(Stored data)
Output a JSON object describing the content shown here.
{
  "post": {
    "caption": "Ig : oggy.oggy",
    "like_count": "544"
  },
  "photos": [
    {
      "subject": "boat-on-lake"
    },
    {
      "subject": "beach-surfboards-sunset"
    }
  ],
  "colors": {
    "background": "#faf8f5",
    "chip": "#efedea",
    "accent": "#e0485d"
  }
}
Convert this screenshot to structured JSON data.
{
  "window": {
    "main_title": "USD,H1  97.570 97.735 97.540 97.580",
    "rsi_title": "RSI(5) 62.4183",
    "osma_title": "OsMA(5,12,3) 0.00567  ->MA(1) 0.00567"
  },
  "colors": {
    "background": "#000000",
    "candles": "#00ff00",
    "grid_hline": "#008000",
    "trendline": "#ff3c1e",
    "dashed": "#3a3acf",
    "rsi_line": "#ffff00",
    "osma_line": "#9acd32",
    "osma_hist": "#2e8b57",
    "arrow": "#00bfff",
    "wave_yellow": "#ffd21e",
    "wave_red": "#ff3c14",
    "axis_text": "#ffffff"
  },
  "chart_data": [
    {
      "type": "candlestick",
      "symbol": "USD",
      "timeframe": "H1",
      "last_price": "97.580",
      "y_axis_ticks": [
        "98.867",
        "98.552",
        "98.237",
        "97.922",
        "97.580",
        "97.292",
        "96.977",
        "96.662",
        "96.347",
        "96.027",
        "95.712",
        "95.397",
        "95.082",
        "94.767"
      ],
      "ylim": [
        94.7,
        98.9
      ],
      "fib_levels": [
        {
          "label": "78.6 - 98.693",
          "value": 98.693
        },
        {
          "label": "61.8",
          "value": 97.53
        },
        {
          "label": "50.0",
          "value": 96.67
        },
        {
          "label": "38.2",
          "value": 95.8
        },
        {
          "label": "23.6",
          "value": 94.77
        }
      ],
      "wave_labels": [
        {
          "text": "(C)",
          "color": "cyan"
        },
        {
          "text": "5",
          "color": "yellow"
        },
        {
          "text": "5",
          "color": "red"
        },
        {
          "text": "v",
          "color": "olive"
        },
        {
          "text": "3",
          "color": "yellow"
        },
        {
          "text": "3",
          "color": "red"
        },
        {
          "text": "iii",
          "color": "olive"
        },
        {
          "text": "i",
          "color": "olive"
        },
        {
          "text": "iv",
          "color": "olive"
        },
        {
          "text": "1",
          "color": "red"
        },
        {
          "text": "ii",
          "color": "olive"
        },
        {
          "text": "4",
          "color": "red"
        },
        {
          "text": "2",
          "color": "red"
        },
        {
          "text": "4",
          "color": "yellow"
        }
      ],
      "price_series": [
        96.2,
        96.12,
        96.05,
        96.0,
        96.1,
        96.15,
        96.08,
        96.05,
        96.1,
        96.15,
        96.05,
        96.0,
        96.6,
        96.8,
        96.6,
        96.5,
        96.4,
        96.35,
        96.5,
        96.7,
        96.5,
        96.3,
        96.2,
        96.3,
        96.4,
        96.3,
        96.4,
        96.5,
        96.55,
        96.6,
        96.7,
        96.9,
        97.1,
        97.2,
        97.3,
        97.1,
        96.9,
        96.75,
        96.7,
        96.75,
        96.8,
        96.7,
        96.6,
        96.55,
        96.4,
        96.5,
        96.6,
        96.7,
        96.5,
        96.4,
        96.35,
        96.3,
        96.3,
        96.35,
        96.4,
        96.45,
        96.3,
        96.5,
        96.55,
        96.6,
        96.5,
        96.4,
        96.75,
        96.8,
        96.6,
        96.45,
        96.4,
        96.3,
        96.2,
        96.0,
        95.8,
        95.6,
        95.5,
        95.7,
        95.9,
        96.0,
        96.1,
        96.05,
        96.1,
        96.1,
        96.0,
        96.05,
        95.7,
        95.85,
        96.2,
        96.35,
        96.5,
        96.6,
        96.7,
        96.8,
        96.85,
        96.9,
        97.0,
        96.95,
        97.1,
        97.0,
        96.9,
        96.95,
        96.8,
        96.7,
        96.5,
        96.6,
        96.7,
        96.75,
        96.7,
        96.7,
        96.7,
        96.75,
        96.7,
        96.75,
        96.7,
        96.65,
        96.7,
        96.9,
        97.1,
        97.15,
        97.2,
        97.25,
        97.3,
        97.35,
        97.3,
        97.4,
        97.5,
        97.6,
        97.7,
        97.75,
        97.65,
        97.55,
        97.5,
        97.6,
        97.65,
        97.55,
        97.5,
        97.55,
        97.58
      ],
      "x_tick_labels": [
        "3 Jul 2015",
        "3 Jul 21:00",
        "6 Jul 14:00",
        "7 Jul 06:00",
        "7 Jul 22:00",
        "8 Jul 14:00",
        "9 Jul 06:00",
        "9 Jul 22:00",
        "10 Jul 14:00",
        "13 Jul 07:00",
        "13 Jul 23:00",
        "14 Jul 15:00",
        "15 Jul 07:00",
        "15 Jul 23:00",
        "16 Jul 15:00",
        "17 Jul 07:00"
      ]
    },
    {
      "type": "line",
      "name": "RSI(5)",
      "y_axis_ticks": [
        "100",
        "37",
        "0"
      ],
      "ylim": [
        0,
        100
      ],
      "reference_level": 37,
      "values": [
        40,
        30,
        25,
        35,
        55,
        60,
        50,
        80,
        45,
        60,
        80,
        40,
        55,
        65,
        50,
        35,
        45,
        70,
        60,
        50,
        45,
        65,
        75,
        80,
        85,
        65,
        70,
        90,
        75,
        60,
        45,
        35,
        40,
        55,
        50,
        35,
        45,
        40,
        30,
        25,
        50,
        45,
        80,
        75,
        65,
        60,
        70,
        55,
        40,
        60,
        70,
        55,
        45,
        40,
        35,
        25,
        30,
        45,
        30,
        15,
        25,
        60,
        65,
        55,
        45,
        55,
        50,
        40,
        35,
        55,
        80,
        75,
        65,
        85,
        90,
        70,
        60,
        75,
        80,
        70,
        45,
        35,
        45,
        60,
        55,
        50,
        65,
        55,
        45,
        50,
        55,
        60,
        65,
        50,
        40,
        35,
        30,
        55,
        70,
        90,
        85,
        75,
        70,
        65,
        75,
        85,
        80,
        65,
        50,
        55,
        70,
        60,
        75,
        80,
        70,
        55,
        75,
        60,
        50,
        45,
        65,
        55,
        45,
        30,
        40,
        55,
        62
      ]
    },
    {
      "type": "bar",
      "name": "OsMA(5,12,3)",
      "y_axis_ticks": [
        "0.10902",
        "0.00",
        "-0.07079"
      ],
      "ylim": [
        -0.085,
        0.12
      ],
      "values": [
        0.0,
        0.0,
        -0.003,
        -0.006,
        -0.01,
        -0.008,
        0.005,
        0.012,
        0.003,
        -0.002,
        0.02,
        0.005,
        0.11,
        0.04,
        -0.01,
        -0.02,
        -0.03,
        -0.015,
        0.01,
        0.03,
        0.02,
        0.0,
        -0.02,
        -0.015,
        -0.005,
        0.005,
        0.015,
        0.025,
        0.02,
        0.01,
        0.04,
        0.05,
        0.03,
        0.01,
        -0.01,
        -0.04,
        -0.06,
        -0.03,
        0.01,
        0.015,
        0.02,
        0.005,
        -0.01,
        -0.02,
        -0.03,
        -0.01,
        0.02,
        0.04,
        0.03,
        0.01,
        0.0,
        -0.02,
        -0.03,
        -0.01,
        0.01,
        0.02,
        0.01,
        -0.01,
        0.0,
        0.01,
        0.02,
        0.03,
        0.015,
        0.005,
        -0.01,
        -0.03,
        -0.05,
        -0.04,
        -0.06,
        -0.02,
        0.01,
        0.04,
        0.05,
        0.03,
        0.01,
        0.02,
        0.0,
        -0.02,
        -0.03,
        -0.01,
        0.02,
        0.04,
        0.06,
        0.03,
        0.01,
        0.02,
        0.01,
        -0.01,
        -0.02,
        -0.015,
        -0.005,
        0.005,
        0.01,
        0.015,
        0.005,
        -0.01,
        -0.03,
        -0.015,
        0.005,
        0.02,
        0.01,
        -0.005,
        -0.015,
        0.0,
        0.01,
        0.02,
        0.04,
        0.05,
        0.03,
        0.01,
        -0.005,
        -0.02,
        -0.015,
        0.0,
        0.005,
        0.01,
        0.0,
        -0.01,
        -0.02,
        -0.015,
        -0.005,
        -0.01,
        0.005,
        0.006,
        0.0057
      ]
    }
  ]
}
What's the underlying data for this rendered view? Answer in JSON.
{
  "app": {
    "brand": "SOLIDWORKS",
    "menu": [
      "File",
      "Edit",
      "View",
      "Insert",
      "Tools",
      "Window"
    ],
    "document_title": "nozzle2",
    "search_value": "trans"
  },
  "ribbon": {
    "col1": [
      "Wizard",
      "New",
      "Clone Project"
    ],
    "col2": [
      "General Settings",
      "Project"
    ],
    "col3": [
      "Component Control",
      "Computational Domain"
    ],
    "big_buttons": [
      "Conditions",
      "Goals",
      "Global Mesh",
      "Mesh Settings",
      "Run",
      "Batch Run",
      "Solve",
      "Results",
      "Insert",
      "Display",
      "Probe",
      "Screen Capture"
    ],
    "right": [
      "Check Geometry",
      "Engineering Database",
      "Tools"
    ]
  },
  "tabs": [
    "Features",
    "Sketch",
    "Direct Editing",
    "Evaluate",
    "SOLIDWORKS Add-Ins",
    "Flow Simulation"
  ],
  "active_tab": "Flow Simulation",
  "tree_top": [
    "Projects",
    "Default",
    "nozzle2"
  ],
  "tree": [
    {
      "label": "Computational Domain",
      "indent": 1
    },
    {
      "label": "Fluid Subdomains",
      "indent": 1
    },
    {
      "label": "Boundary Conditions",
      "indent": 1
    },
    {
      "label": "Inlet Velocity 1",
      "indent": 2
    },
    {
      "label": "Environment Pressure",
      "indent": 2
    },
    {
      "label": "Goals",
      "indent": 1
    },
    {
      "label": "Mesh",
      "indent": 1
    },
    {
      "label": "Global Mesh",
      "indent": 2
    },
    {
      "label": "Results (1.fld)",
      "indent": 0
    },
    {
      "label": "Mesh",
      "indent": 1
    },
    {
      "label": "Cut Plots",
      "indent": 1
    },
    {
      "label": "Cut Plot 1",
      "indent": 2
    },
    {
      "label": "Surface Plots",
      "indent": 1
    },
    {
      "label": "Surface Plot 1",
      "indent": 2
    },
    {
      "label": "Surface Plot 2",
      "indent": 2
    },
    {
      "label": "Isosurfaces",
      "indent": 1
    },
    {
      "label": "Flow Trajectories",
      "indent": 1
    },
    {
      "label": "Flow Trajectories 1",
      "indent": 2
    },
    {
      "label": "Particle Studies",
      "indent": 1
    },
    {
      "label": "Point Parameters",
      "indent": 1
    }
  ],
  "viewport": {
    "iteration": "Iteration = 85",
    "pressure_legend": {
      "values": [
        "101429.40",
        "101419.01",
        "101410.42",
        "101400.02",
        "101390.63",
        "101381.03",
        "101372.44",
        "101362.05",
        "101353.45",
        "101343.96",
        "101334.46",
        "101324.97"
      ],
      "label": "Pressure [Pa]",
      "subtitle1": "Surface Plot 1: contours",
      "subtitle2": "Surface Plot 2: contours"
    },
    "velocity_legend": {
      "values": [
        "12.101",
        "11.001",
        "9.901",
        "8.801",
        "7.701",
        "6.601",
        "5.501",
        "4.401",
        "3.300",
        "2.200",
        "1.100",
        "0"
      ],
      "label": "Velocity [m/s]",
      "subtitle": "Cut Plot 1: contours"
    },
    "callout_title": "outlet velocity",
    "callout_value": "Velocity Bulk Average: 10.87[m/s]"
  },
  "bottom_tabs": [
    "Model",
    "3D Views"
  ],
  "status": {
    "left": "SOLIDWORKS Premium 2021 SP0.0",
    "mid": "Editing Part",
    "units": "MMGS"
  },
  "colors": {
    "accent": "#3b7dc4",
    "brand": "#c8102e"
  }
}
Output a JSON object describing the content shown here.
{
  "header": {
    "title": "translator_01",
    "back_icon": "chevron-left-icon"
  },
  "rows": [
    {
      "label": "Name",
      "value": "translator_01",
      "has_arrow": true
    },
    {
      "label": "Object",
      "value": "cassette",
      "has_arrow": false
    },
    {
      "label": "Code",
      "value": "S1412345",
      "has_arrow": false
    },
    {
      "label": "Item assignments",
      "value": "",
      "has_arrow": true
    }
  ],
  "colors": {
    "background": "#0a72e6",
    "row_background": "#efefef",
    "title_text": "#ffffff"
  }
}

### Goal
Copy every line of the listing that includes the string "this".

### Complete response
Convert this screenshot to structured JSON data.
What's the underlying data for this rendered view? Answer in JSON.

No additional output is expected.